# Source material
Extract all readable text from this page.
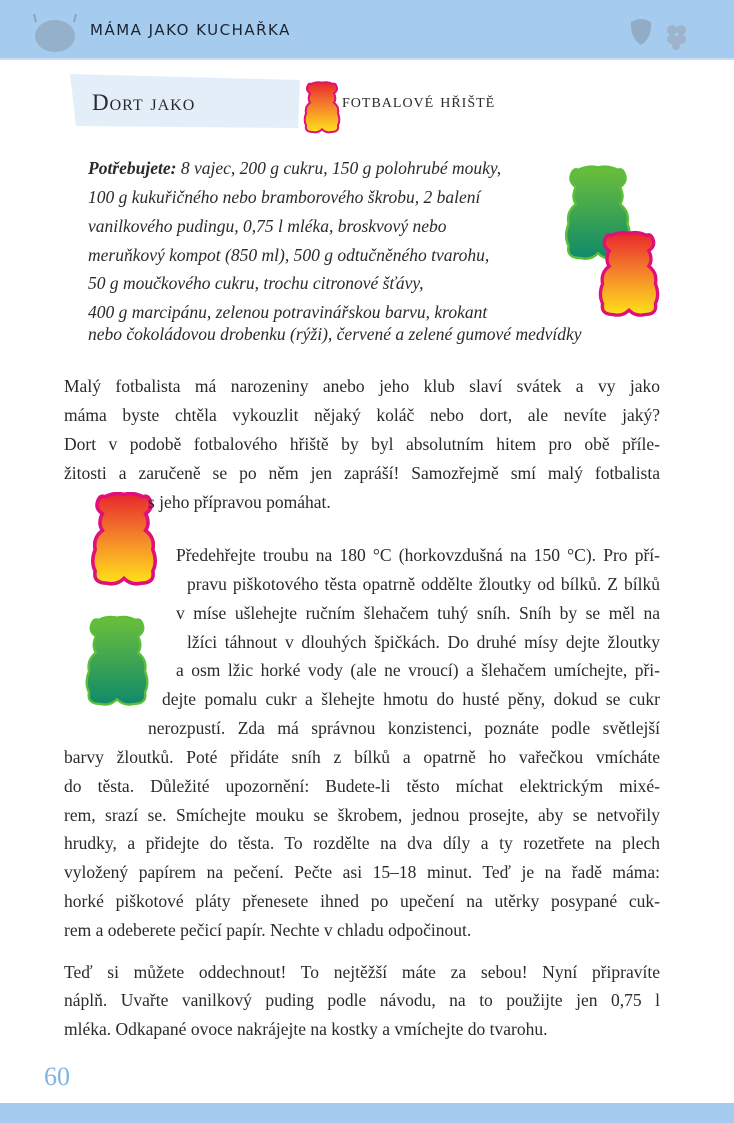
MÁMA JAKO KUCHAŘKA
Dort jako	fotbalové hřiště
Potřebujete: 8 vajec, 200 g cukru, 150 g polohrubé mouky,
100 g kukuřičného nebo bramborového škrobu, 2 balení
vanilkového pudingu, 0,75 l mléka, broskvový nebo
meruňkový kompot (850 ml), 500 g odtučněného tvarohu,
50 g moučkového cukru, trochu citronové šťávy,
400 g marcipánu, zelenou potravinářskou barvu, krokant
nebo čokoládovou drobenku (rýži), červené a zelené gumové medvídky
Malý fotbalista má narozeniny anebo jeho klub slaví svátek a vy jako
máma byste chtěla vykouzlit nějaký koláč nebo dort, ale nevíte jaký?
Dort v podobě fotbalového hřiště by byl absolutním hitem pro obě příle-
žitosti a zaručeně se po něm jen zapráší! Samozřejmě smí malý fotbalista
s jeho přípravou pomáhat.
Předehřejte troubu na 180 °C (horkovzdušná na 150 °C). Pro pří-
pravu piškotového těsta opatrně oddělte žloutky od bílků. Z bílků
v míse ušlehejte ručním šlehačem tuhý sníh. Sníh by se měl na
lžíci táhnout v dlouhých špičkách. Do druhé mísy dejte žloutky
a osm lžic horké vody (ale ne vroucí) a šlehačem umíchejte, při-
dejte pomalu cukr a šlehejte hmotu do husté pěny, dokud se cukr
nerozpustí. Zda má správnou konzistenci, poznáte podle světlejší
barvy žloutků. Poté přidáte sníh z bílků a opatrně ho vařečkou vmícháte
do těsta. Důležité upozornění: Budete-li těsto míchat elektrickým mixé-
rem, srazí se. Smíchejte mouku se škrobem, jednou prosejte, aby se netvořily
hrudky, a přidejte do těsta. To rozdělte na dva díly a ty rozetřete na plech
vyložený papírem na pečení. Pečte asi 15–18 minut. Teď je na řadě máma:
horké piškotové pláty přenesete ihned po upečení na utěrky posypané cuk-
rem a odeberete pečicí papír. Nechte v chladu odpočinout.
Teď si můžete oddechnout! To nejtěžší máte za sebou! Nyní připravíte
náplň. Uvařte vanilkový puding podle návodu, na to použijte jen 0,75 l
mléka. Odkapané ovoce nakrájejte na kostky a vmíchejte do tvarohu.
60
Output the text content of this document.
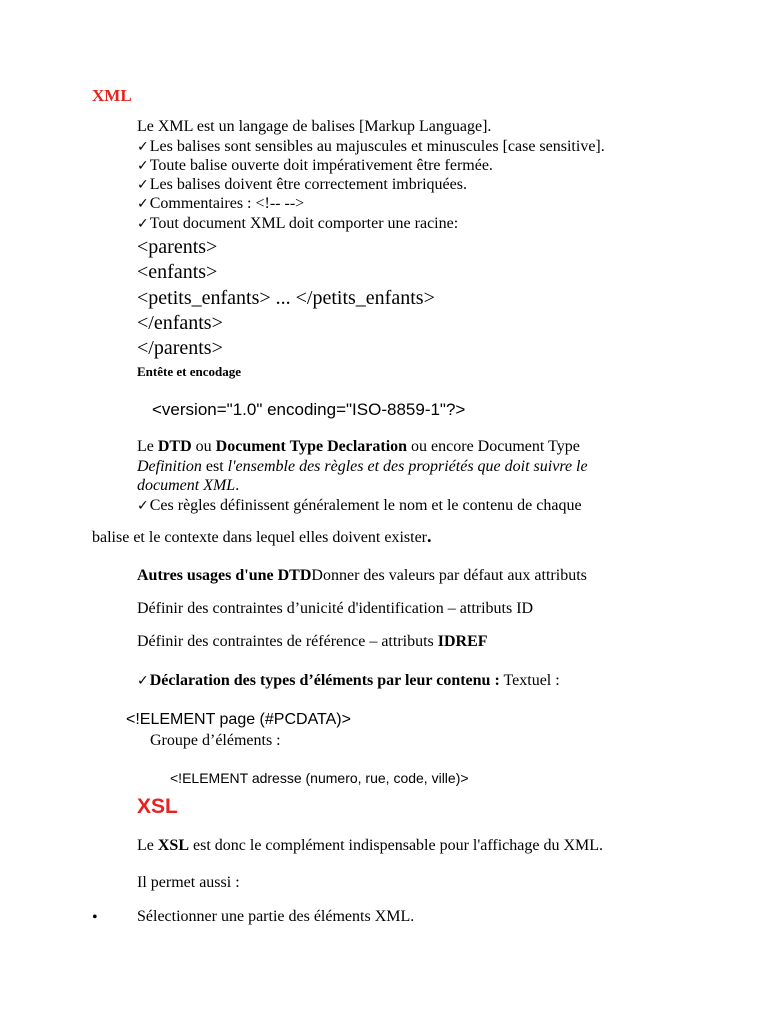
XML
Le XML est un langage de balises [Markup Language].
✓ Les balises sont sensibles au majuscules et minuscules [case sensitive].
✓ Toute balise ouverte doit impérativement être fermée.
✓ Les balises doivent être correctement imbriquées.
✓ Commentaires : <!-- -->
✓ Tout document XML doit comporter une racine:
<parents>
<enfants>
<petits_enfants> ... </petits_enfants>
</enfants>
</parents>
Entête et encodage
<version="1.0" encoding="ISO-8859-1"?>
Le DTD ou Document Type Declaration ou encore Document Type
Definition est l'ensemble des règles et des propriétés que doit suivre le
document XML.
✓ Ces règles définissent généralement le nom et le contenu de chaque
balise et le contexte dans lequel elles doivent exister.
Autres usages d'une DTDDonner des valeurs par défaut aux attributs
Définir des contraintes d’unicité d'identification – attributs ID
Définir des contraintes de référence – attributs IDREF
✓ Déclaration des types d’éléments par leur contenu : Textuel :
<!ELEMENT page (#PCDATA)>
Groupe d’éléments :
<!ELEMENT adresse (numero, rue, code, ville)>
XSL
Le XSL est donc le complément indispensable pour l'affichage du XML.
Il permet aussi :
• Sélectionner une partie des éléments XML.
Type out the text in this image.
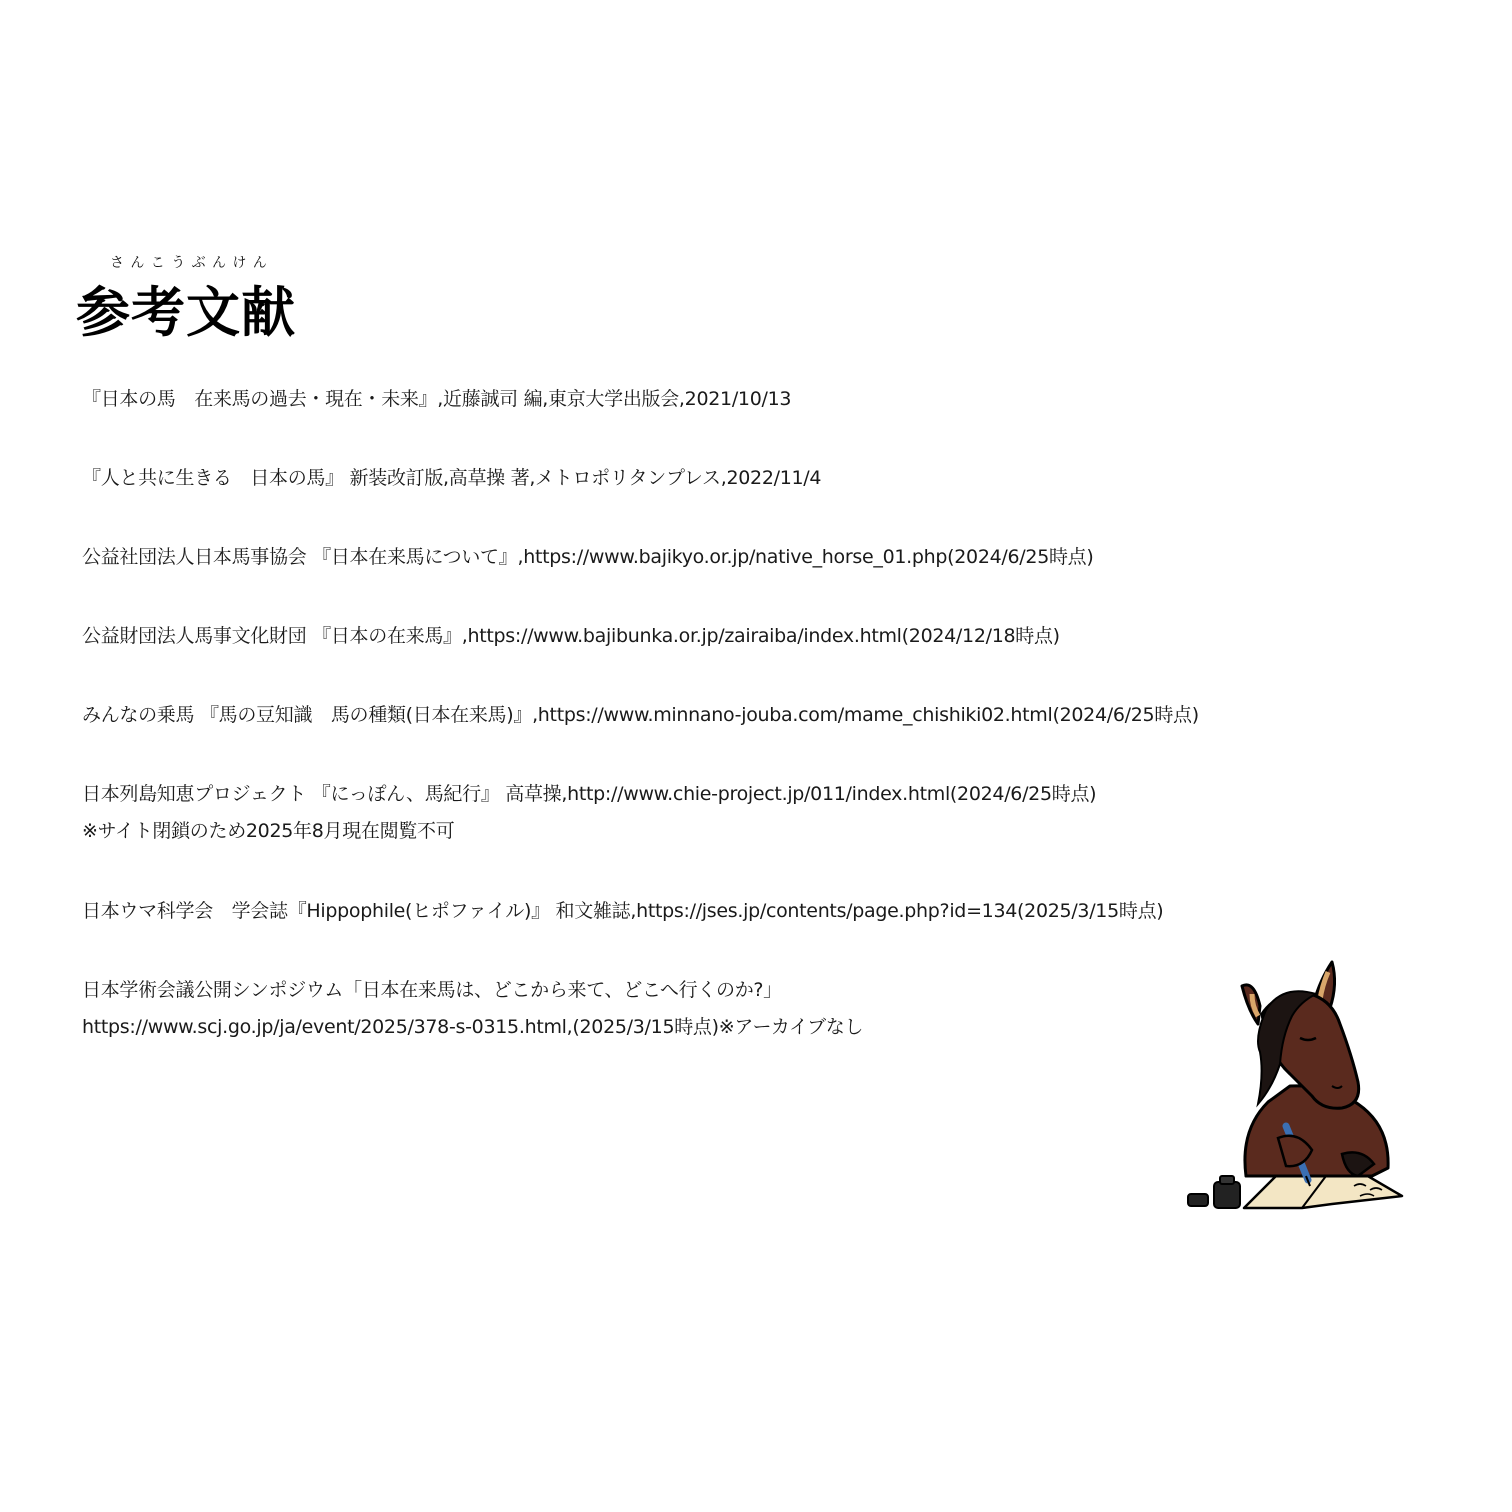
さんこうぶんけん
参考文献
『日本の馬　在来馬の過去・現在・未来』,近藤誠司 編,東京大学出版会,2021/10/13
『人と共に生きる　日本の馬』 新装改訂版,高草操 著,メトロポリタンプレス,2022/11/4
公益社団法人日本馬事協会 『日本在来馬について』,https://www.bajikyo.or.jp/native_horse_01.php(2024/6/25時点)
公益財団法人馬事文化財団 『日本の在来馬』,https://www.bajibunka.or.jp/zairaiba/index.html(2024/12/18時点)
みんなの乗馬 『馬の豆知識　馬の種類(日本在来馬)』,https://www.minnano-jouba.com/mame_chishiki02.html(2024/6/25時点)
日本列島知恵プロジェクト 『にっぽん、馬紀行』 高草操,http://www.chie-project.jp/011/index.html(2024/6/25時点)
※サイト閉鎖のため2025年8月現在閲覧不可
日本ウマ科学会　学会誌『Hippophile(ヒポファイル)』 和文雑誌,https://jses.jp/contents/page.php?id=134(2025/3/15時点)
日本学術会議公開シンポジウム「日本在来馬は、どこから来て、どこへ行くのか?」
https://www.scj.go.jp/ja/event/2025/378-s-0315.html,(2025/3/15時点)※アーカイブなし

# Prompt
Return all lines with the word "doit" in them.

# Expected answer
✓ Toute balise ouverte doit impérativement être fermée.
✓ Tout document XML doit comporter une racine:
Definition est l'ensemble des règles et des propriétés que doit suivre le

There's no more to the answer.